### Direction
Copy each line that holds "ylabel".

Begin

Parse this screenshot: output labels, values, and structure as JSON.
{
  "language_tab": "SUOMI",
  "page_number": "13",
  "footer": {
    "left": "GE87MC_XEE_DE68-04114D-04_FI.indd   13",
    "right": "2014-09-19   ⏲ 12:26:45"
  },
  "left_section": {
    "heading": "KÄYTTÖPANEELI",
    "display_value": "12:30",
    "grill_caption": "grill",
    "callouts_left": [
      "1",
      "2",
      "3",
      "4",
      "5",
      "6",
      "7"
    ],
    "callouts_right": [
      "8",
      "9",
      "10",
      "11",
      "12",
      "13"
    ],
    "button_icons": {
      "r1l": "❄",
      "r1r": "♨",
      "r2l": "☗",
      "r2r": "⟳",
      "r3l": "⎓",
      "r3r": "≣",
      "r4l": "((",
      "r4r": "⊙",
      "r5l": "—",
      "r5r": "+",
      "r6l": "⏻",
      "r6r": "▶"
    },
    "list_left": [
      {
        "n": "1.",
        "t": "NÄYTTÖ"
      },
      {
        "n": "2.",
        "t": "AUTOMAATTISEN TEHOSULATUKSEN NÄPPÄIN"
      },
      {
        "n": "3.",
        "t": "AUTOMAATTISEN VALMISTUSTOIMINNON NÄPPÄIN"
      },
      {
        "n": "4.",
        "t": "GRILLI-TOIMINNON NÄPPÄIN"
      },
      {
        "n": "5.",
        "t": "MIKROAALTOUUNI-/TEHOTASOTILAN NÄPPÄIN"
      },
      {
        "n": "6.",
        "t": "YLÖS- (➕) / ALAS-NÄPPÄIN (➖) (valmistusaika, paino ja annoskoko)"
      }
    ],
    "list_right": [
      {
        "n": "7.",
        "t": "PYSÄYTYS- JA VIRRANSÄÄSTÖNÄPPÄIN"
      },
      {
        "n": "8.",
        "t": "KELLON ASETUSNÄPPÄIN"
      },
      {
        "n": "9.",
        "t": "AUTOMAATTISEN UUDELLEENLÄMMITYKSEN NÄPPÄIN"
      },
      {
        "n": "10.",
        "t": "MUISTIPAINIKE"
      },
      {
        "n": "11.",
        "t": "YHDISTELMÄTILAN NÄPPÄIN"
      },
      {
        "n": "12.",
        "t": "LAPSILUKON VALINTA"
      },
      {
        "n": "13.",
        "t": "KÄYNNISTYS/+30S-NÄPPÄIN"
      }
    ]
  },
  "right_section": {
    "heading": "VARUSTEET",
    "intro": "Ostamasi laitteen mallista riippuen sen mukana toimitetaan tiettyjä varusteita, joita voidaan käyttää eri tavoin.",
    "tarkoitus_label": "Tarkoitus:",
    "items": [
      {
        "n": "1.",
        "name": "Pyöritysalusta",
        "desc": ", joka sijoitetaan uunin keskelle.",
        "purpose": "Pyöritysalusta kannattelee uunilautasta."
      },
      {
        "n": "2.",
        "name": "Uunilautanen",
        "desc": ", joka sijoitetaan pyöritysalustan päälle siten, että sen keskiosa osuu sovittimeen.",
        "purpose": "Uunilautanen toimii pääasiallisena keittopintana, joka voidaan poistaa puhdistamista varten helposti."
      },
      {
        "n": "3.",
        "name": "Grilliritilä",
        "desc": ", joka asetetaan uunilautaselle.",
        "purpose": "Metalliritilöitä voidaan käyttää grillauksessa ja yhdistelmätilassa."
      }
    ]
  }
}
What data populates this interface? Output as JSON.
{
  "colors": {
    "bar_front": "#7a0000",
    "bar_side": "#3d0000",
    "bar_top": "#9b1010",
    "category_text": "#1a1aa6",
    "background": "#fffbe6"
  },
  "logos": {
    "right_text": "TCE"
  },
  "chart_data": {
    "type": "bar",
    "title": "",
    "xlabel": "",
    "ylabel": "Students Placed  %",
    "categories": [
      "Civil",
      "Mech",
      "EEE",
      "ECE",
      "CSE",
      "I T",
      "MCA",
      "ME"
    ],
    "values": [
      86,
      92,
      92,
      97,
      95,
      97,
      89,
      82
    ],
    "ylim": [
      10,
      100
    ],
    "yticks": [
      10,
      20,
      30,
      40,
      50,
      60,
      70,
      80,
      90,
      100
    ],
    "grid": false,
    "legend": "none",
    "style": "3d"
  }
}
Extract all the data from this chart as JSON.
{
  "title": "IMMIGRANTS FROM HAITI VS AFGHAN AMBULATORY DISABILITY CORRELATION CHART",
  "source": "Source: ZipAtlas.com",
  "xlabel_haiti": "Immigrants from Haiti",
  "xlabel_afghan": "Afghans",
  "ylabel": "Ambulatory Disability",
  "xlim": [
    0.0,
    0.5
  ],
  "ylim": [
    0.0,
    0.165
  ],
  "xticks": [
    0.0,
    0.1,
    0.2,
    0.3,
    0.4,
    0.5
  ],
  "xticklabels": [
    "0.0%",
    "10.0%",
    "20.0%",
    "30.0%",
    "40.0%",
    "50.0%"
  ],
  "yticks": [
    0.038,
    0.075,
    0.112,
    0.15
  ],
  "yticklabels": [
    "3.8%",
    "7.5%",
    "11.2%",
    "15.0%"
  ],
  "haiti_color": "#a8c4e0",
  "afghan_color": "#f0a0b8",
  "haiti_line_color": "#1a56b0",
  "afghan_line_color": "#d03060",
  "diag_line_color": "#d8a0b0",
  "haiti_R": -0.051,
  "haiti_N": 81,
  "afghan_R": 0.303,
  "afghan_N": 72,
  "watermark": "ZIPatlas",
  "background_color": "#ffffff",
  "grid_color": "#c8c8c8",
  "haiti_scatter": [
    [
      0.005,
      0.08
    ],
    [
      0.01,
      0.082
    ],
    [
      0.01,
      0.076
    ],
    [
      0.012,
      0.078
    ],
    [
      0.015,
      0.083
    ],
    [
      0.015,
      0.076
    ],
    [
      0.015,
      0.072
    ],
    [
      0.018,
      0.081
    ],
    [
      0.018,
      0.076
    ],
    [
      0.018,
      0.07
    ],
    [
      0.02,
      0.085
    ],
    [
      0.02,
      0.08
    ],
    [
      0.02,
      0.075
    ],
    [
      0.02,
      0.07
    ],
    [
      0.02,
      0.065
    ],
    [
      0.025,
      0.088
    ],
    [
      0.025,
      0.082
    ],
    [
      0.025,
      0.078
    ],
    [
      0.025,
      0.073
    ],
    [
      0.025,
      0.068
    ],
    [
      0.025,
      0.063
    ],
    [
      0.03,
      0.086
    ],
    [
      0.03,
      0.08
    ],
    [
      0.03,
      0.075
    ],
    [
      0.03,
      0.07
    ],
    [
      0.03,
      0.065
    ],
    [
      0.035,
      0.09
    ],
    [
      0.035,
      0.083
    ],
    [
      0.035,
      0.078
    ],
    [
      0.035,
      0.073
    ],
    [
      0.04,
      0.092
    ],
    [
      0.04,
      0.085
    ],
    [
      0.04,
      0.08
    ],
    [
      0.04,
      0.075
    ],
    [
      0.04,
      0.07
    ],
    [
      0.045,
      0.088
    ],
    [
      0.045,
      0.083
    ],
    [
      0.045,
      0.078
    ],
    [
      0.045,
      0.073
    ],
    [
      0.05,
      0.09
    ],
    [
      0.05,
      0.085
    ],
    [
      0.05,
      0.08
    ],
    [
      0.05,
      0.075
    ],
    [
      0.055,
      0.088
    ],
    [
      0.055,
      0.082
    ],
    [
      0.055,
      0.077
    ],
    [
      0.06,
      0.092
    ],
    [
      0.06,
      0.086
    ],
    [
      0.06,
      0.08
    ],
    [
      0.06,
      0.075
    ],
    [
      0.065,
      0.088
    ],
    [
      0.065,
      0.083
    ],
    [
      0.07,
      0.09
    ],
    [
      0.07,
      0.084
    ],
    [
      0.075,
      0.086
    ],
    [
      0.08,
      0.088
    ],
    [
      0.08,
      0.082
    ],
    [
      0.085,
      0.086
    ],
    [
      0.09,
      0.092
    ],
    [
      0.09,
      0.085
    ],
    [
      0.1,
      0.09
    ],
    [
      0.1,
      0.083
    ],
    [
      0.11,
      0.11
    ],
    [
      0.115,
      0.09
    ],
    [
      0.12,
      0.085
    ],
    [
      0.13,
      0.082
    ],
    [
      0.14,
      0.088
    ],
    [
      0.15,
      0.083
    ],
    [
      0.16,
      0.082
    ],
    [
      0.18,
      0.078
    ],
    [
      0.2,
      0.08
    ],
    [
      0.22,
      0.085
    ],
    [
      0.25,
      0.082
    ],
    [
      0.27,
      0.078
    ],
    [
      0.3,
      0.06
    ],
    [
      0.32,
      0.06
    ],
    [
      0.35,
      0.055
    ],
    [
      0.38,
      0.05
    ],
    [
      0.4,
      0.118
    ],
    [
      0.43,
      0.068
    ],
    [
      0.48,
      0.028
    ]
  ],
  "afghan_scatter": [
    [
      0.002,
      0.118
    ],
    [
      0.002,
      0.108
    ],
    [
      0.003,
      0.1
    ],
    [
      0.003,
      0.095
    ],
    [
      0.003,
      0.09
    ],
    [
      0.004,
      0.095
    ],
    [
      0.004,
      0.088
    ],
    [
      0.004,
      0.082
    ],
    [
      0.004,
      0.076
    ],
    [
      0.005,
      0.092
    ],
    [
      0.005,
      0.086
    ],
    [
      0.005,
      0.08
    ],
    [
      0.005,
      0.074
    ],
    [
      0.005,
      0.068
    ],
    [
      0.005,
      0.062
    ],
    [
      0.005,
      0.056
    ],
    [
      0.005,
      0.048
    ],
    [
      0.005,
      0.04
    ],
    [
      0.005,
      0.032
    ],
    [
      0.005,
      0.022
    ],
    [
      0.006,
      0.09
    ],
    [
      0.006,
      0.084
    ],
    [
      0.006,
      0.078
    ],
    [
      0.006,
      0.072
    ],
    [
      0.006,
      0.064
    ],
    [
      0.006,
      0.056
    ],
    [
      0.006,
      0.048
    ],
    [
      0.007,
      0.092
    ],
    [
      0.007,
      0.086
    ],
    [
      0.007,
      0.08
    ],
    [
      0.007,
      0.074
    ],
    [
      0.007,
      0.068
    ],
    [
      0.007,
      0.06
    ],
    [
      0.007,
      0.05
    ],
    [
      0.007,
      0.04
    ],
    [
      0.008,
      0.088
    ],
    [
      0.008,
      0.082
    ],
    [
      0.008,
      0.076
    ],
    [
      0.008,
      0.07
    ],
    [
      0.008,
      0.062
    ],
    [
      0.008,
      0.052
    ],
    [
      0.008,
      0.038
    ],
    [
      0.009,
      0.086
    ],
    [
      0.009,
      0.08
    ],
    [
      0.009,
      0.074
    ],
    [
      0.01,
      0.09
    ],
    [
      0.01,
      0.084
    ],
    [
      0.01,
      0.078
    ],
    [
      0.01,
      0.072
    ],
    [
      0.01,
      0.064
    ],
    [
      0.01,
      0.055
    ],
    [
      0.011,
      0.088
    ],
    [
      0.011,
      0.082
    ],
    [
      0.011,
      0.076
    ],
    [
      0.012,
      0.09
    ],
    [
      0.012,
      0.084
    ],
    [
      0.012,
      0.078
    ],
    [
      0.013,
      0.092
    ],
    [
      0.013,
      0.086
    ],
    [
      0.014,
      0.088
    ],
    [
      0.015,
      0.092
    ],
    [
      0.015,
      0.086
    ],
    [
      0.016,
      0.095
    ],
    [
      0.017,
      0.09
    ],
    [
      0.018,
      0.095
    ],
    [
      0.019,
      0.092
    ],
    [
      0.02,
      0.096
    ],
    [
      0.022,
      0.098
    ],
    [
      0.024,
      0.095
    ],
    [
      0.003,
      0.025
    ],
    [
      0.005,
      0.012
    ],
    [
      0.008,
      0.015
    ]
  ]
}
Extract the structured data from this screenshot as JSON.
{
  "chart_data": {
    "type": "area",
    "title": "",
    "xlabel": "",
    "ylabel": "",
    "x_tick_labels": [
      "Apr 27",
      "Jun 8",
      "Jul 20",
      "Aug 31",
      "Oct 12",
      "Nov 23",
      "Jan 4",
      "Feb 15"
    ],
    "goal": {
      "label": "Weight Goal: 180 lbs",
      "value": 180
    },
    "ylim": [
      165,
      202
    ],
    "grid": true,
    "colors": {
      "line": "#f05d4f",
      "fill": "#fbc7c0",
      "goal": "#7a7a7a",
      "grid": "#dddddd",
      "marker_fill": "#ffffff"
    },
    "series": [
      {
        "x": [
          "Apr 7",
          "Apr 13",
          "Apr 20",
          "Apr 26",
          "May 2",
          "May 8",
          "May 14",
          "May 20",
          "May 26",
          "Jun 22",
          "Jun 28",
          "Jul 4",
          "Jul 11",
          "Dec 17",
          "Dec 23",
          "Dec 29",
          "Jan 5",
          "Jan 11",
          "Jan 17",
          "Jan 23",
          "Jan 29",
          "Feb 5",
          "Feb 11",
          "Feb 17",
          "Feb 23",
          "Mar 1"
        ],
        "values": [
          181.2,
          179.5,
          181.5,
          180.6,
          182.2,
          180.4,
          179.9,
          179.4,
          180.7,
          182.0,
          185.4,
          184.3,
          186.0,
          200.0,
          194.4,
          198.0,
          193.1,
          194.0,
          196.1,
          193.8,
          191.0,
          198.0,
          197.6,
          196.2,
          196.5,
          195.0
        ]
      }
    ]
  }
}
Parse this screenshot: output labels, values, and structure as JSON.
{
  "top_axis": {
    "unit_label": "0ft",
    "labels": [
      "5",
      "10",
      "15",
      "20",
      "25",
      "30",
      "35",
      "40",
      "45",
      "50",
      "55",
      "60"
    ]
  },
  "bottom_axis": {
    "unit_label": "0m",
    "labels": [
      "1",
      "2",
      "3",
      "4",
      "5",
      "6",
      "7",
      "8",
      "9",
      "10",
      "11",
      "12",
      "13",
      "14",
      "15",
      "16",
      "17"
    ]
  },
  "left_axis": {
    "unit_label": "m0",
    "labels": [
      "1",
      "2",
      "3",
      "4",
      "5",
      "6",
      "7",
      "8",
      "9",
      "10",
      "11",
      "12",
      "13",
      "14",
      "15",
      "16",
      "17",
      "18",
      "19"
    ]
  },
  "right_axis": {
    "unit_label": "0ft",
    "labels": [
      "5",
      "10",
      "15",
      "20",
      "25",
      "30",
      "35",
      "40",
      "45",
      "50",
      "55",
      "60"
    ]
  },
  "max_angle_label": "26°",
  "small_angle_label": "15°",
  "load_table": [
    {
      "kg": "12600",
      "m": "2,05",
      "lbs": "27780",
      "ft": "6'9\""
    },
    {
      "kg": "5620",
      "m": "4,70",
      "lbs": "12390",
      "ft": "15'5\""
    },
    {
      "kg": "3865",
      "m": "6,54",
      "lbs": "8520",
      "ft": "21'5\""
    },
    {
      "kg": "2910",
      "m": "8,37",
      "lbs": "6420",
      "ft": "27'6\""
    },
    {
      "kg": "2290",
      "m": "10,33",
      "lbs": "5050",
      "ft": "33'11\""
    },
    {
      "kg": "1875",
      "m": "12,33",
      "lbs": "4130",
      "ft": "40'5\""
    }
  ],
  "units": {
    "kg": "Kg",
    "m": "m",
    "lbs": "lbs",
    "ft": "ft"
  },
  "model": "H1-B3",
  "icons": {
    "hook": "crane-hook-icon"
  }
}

End

### Solution
    "ylabel": "Students Placed  %",
  "ylabel": "Ambulatory Disability",
    "ylabel": "",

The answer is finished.